*TASK OBJECTIVE:* The records that follow are to be repeated without alteration.

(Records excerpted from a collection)
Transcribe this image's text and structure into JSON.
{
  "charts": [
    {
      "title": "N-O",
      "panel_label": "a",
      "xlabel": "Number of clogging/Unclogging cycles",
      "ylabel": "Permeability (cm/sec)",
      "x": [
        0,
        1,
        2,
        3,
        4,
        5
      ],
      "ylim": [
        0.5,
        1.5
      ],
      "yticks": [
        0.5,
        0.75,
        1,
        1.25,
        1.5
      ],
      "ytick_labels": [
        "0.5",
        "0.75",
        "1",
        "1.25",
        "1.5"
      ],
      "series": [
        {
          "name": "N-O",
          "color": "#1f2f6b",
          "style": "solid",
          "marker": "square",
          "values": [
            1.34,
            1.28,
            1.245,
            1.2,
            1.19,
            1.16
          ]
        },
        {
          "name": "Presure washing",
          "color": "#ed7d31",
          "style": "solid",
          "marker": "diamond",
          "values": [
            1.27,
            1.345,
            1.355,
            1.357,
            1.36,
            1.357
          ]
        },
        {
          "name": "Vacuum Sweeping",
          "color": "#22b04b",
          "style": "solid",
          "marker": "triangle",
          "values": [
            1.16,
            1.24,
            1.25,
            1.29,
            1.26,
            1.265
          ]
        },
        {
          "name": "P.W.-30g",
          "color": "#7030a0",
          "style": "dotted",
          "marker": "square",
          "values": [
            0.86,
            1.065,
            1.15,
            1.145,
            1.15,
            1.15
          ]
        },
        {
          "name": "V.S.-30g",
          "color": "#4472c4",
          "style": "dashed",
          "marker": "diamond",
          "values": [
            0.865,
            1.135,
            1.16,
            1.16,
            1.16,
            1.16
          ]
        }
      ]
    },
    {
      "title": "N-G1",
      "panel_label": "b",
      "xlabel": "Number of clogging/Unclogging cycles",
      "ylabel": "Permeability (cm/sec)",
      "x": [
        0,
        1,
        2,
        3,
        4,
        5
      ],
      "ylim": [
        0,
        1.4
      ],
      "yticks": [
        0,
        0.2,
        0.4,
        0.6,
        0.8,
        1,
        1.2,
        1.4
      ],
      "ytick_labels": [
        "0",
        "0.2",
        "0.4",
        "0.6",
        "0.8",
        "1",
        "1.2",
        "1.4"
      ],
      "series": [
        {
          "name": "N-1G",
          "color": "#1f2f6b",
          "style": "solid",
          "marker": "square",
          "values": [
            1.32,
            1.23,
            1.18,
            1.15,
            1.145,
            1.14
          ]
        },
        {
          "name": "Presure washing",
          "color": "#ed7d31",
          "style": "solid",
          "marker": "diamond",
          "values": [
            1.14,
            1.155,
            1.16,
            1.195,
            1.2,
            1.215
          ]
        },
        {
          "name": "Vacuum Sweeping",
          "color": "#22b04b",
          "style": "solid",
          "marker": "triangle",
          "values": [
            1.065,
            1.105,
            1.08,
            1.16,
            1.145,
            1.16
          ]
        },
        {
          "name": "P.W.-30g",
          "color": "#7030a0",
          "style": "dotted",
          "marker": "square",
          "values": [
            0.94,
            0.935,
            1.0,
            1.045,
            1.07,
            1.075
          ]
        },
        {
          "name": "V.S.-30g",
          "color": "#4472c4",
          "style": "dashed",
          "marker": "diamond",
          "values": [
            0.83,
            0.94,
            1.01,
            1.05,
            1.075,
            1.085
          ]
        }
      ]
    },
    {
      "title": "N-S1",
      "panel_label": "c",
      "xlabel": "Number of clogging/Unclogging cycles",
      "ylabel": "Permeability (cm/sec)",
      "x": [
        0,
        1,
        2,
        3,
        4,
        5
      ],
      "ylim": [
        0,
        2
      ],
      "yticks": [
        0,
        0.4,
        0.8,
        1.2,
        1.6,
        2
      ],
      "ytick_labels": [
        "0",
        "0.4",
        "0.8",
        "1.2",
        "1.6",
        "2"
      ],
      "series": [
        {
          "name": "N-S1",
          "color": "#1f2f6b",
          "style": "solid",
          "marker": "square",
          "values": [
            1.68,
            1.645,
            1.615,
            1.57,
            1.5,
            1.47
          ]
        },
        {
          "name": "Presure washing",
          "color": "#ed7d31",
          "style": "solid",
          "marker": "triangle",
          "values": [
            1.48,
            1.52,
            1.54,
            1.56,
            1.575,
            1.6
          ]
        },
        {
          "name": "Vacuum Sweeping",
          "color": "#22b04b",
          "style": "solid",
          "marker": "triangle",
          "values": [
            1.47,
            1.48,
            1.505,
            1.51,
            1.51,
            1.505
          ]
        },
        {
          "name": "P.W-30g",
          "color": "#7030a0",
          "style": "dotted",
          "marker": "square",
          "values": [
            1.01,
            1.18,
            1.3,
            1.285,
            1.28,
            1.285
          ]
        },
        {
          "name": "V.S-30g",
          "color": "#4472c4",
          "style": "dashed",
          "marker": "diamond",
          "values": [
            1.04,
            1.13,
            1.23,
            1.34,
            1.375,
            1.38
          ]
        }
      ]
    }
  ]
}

*OUTPUT:*
Transcribe this image's text and structure into JSON.
{
  "charts": [
    {
      "title": "N-O",
      "panel_label": "a",
      "xlabel": "Number of clogging/Unclogging cycles",
      "ylabel": "Permeability (cm/sec)",
      "x": [
        0,
        1,
        2,
        3,
        4,
        5
      ],
      "ylim": [
        0.5,
        1.5
      ],
      "yticks": [
        0.5,
        0.75,
        1,
        1.25,
        1.5
      ],
      "ytick_labels": [
        "0.5",
        "0.75",
        "1",
        "1.25",
        "1.5"
      ],
      "series": [
        {
          "name": "N-O",
          "color": "#1f2f6b",
          "style": "solid",
          "marker": "square",
          "values": [
            1.34,
            1.28,
            1.245,
            1.2,
            1.19,
            1.16
          ]
        },
        {
          "name": "Presure washing",
          "color": "#ed7d31",
          "style": "solid",
          "marker": "diamond",
          "values": [
            1.27,
            1.345,
            1.355,
            1.357,
            1.36,
            1.357
          ]
        },
        {
          "name": "Vacuum Sweeping",
          "color": "#22b04b",
          "style": "solid",
          "marker": "triangle",
          "values": [
            1.16,
            1.24,
            1.25,
            1.29,
            1.26,
            1.265
          ]
        },
        {
          "name": "P.W.-30g",
          "color": "#7030a0",
          "style": "dotted",
          "marker": "square",
          "values": [
            0.86,
            1.065,
            1.15,
            1.145,
            1.15,
            1.15
          ]
        },
        {
          "name": "V.S.-30g",
          "color": "#4472c4",
          "style": "dashed",
          "marker": "diamond",
          "values": [
            0.865,
            1.135,
            1.16,
            1.16,
            1.16,
            1.16
          ]
        }
      ]
    },
    {
      "title": "N-G1",
      "panel_label": "b",
      "xlabel": "Number of clogging/Unclogging cycles",
      "ylabel": "Permeability (cm/sec)",
      "x": [
        0,
        1,
        2,
        3,
        4,
        5
      ],
      "ylim": [
        0,
        1.4
      ],
      "yticks": [
        0,
        0.2,
        0.4,
        0.6,
        0.8,
        1,
        1.2,
        1.4
      ],
      "ytick_labels": [
        "0",
        "0.2",
        "0.4",
        "0.6",
        "0.8",
        "1",
        "1.2",
        "1.4"
      ],
      "series": [
        {
          "name": "N-1G",
          "color": "#1f2f6b",
          "style": "solid",
          "marker": "square",
          "values": [
            1.32,
            1.23,
            1.18,
            1.15,
            1.145,
            1.14
          ]
        },
        {
          "name": "Presure washing",
          "color": "#ed7d31",
          "style": "solid",
          "marker": "diamond",
          "values": [
            1.14,
            1.155,
            1.16,
            1.195,
            1.2,
            1.215
          ]
        },
        {
          "name": "Vacuum Sweeping",
          "color": "#22b04b",
          "style": "solid",
          "marker": "triangle",
          "values": [
            1.065,
            1.105,
            1.08,
            1.16,
            1.145,
            1.16
          ]
        },
        {
          "name": "P.W.-30g",
          "color": "#7030a0",
          "style": "dotted",
          "marker": "square",
          "values": [
            0.94,
            0.935,
            1.0,
            1.045,
            1.07,
            1.075
          ]
        },
        {
          "name": "V.S.-30g",
          "color": "#4472c4",
          "style": "dashed",
          "marker": "diamond",
          "values": [
            0.83,
            0.94,
            1.01,
            1.05,
            1.075,
            1.085
          ]
        }
      ]
    },
    {
      "title": "N-S1",
      "panel_label": "c",
      "xlabel": "Number of clogging/Unclogging cycles",
      "ylabel": "Permeability (cm/sec)",
      "x": [
        0,
        1,
        2,
        3,
        4,
        5
      ],
      "ylim": [
        0,
        2
      ],
      "yticks": [
        0,
        0.4,
        0.8,
        1.2,
        1.6,
        2
      ],
      "ytick_labels": [
        "0",
        "0.4",
        "0.8",
        "1.2",
        "1.6",
        "2"
      ],
      "series": [
        {
          "name": "N-S1",
          "color": "#1f2f6b",
          "style": "solid",
          "marker": "square",
          "values": [
            1.68,
            1.645,
            1.615,
            1.57,
            1.5,
            1.47
          ]
        },
        {
          "name": "Presure washing",
          "color": "#ed7d31",
          "style": "solid",
          "marker": "triangle",
          "values": [
            1.48,
            1.52,
            1.54,
            1.56,
            1.575,
            1.6
          ]
        },
        {
          "name": "Vacuum Sweeping",
          "color": "#22b04b",
          "style": "solid",
          "marker": "triangle",
          "values": [
            1.47,
            1.48,
            1.505,
            1.51,
            1.51,
            1.505
          ]
        },
        {
          "name": "P.W-30g",
          "color": "#7030a0",
          "style": "dotted",
          "marker": "square",
          "values": [
            1.01,
            1.18,
            1.3,
            1.285,
            1.28,
            1.285
          ]
        },
        {
          "name": "V.S-30g",
          "color": "#4472c4",
          "style": "dashed",
          "marker": "diamond",
          "values": [
            1.04,
            1.13,
            1.23,
            1.34,
            1.375,
            1.38
          ]
        }
      ]
    }
  ]
}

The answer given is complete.